◆ Exercise instructions
Starting with the line that holds "Read this page and output its text content.", reproduce each line through the last one of the data, exactly as written. Pictures are not copied.

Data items
= = = =

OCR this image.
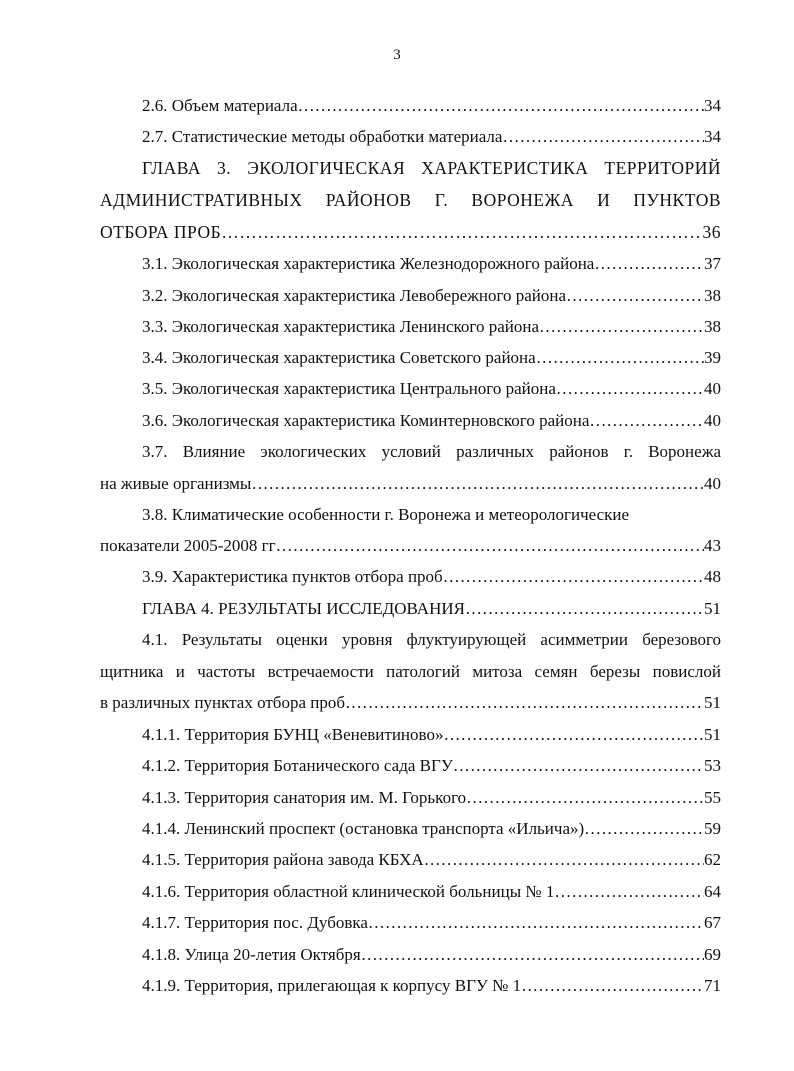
3
2.6. Объем материала ……………………………………………………………………………………………………………………………………………………………………………………	34
2.7. Статистические методы обработки материала ……………………………………………………………………………………………………………………………………………………………………………………	34
ГЛАВА 3. ЭКОЛОГИЧЕСКАЯ ХАРАКТЕРИСТИКА ТЕРРИТОРИЙ
АДМИНИСТРАТИВНЫХ РАЙОНОВ Г. ВОРОНЕЖА И ПУНКТОВ
ОТБОРА ПРОБ ……………………………………………………………………………………………………………………………………………………………………………………	36
3.1. Экологическая характеристика Железнодорожного района ……………………………………………………………………………………………………………………………………………………………………………………	37
3.2. Экологическая характеристика Левобережного района ……………………………………………………………………………………………………………………………………………………………………………………	38
3.3. Экологическая характеристика Ленинского района ……………………………………………………………………………………………………………………………………………………………………………………	38
3.4. Экологическая характеристика Советского района ……………………………………………………………………………………………………………………………………………………………………………………	39
3.5. Экологическая характеристика Центрального района ……………………………………………………………………………………………………………………………………………………………………………………	40
3.6. Экологическая характеристика Коминтерновского района ……………………………………………………………………………………………………………………………………………………………………………………	40
3.7. Влияние экологических условий различных районов г. Воронежа
на живые организмы ……………………………………………………………………………………………………………………………………………………………………………………	40
3.8. Климатические особенности г. Воронежа и метеорологические
показатели 2005-2008 гг ……………………………………………………………………………………………………………………………………………………………………………………	43
3.9. Характеристика пунктов отбора проб ……………………………………………………………………………………………………………………………………………………………………………………	48
ГЛАВА 4. РЕЗУЛЬТАТЫ ИССЛЕДОВАНИЯ ……………………………………………………………………………………………………………………………………………………………………………………	51
4.1. Результаты оценки уровня флуктуирующей асимметрии березового
щитника и частоты встречаемости патологий митоза семян березы повислой
в различных пунктах отбора проб ……………………………………………………………………………………………………………………………………………………………………………………	51
4.1.1. Территория БУНЦ «Веневитиново» ……………………………………………………………………………………………………………………………………………………………………………………	51
4.1.2. Территория Ботанического сада ВГУ ……………………………………………………………………………………………………………………………………………………………………………………	53
4.1.3. Территория санатория им. М. Горького ……………………………………………………………………………………………………………………………………………………………………………………	55
4.1.4. Ленинский проспект (остановка транспорта «Ильича») ……………………………………………………………………………………………………………………………………………………………………………………	59
4.1.5. Территория района завода КБХА ……………………………………………………………………………………………………………………………………………………………………………………	62
4.1.6. Территория областной клинической больницы № 1 ……………………………………………………………………………………………………………………………………………………………………………………	64
4.1.7. Территория пос. Дубовка ……………………………………………………………………………………………………………………………………………………………………………………	67
4.1.8. Улица 20-летия Октября ……………………………………………………………………………………………………………………………………………………………………………………	69
4.1.9. Территория, прилегающая к корпусу ВГУ № 1 ……………………………………………………………………………………………………………………………………………………………………………………	71
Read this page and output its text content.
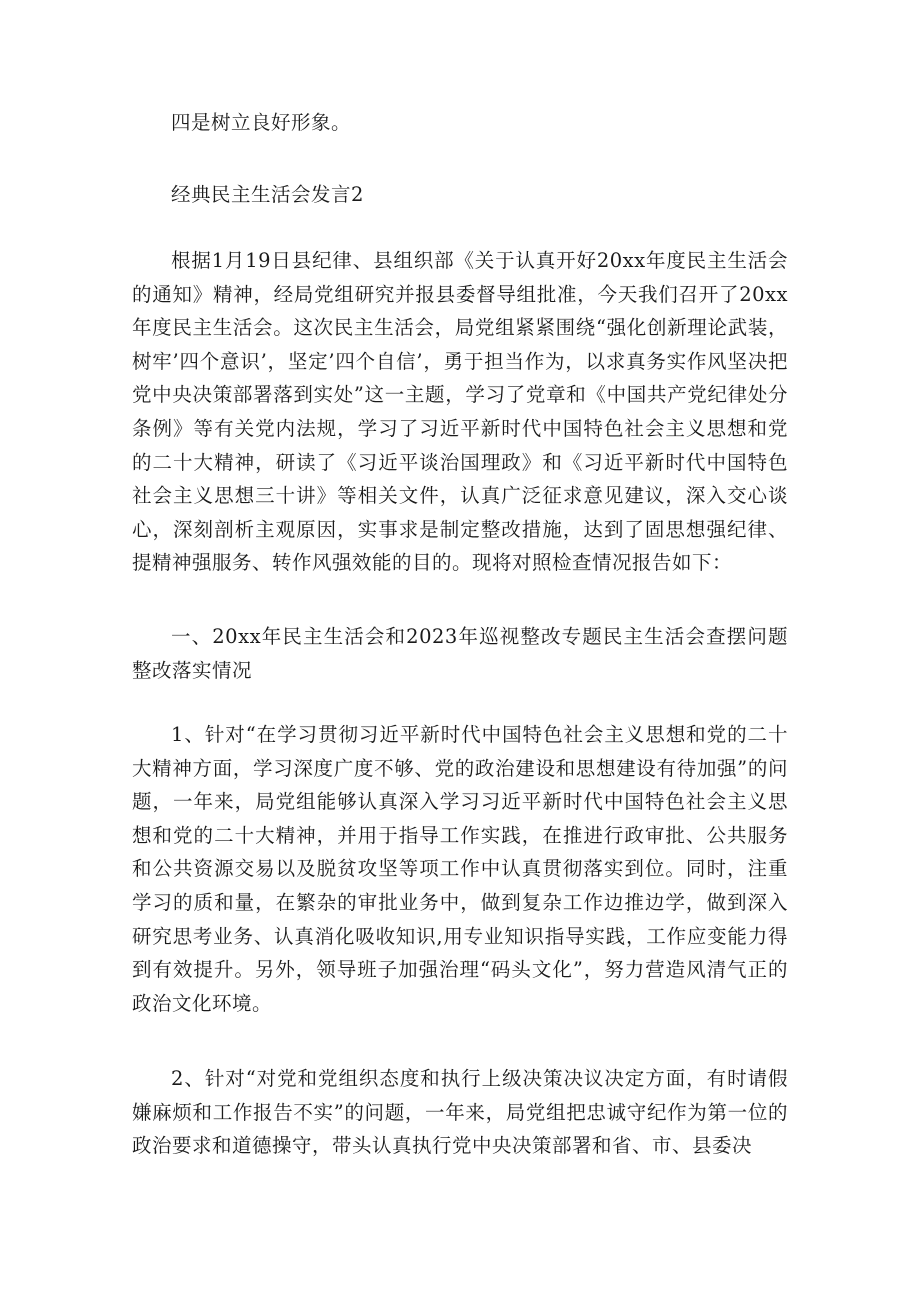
四是树立良好形象。

经典民主生活会发言2

根据1月19日县纪律、县组织部《关于认真开好20xx年度民主生活会的通知》精神，经局党组研究并报县委督导组批准，今天我们召开了20xx年度民主生活会。这次民主生活会，局党组紧紧围绕“强化创新理论武装，树牢’四个意识’，坚定’四个自信’，勇于担当作为，以求真务实作风坚决把党中央决策部署落到实处”这一主题，学习了党章和《中国共产党纪律处分条例》等有关党内法规，学习了习近平新时代中国特色社会主义思想和党的二十大精神，研读了《习近平谈治国理政》和《习近平新时代中国特色社会主义思想三十讲》等相关文件，认真广泛征求意见建议，深入交心谈心，深刻剖析主观原因，实事求是制定整改措施，达到了固思想强纪律、提精神强服务、转作风强效能的目的。现将对照检查情况报告如下：

一、20xx年民主生活会和2023年巡视整改专题民主生活会查摆问题整改落实情况

1、针对“在学习贯彻习近平新时代中国特色社会主义思想和党的二十大精神方面，学习深度广度不够、党的政治建设和思想建设有待加强”的问题，一年来，局党组能够认真深入学习习近平新时代中国特色社会主义思想和党的二十大精神，并用于指导工作实践，在推进行政审批、公共服务和公共资源交易以及脱贫攻坚等项工作中认真贯彻落实到位。同时，注重学习的质和量，在繁杂的审批业务中，做到复杂工作边推边学，做到深入研究思考业务、认真消化吸收知识,用专业知识指导实践，工作应变能力得到有效提升。另外，领导班子加强治理“码头文化”，努力营造风清气正的政治文化环境。

2、针对“对党和党组织态度和执行上级决策决议决定方面，有时请假嫌麻烦和工作报告不实”的问题，一年来，局党组把忠诚守纪作为第一位的政治要求和道德操守，带头认真执行党中央决策部署和省、市、县委决
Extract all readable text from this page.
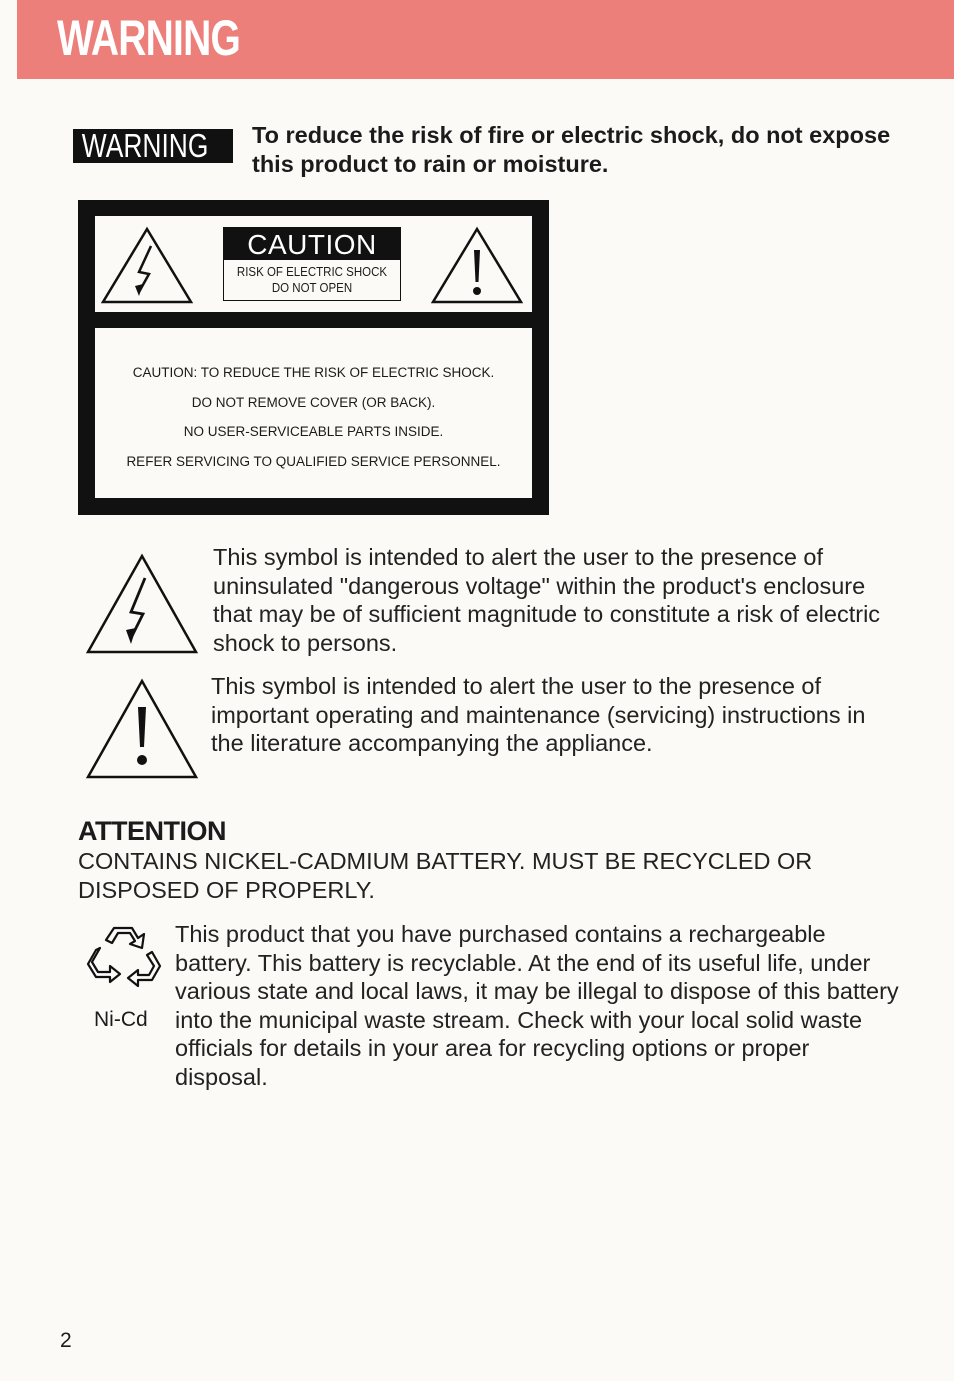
WARNING
WARNING To reduce the risk of fire or electric shock, do not expose this product to rain or moisture.
CAUTION
RISK OF ELECTRIC SHOCK
DO NOT OPEN
CAUTION: TO REDUCE THE RISK OF ELECTRIC SHOCK.
DO NOT REMOVE COVER (OR BACK).
NO USER-SERVICEABLE PARTS INSIDE.
REFER SERVICING TO QUALIFIED SERVICE PERSONNEL.
This symbol is intended to alert the user to the presence of uninsulated "dangerous voltage" within the product's enclosure that may be of sufficient magnitude to constitute a risk of electric shock to persons.
This symbol is intended to alert the user to the presence of important operating and maintenance (servicing) instructions in the literature accompanying the appliance.
ATTENTION
CONTAINS NICKEL-CADMIUM BATTERY. MUST BE RECYCLED OR DISPOSED OF PROPERLY.
Ni-Cd
This product that you have purchased contains a rechargeable battery. This battery is recyclable. At the end of its useful life, under various state and local laws, it may be illegal to dispose of this battery into the municipal waste stream. Check with your local solid waste officials for details in your area for recycling options or proper disposal.
2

= = = =

◆ Written solution
Read this page and output its text content.
四是树立良好形象。

经典民主生活会发言2

根据1月19日县纪律、县组织部《关于认真开好20xx年度民主生活会的通知》精神，经局党组研究并报县委督导组批准，今天我们召开了20xx年度民主生活会。这次民主生活会，局党组紧紧围绕“强化创新理论武装，树牢’四个意识’，坚定’四个自信’，勇于担当作为，以求真务实作风坚决把党中央决策部署落到实处”这一主题，学习了党章和《中国共产党纪律处分条例》等有关党内法规，学习了习近平新时代中国特色社会主义思想和党的二十大精神，研读了《习近平谈治国理政》和《习近平新时代中国特色社会主义思想三十讲》等相关文件，认真广泛征求意见建议，深入交心谈心，深刻剖析主观原因，实事求是制定整改措施，达到了固思想强纪律、提精神强服务、转作风强效能的目的。现将对照检查情况报告如下：

一、20xx年民主生活会和2023年巡视整改专题民主生活会查摆问题整改落实情况

1、针对“在学习贯彻习近平新时代中国特色社会主义思想和党的二十大精神方面，学习深度广度不够、党的政治建设和思想建设有待加强”的问题，一年来，局党组能够认真深入学习习近平新时代中国特色社会主义思想和党的二十大精神，并用于指导工作实践，在推进行政审批、公共服务和公共资源交易以及脱贫攻坚等项工作中认真贯彻落实到位。同时，注重学习的质和量，在繁杂的审批业务中，做到复杂工作边推边学，做到深入研究思考业务、认真消化吸收知识,用专业知识指导实践，工作应变能力得到有效提升。另外，领导班子加强治理“码头文化”，努力营造风清气正的政治文化环境。

2、针对“对党和党组织态度和执行上级决策决议决定方面，有时请假嫌麻烦和工作报告不实”的问题，一年来，局党组把忠诚守纪作为第一位的政治要求和道德操守，带头认真执行党中央决策部署和省、市、县委决
Extract all readable text from this page.
WARNING
WARNING To reduce the risk of fire or electric shock, do not expose this product to rain or moisture.
CAUTION
RISK OF ELECTRIC SHOCK
DO NOT OPEN
CAUTION: TO REDUCE THE RISK OF ELECTRIC SHOCK.
DO NOT REMOVE COVER (OR BACK).
NO USER-SERVICEABLE PARTS INSIDE.
REFER SERVICING TO QUALIFIED SERVICE PERSONNEL.
This symbol is intended to alert the user to the presence of uninsulated "dangerous voltage" within the product's enclosure that may be of sufficient magnitude to constitute a risk of electric shock to persons.
This symbol is intended to alert the user to the presence of important operating and maintenance (servicing) instructions in the literature accompanying the appliance.
ATTENTION
CONTAINS NICKEL-CADMIUM BATTERY. MUST BE RECYCLED OR DISPOSED OF PROPERLY.
Ni-Cd
This product that you have purchased contains a rechargeable battery. This battery is recyclable. At the end of its useful life, under various state and local laws, it may be illegal to dispose of this battery into the municipal waste stream. Check with your local solid waste officials for details in your area for recycling options or proper disposal.
2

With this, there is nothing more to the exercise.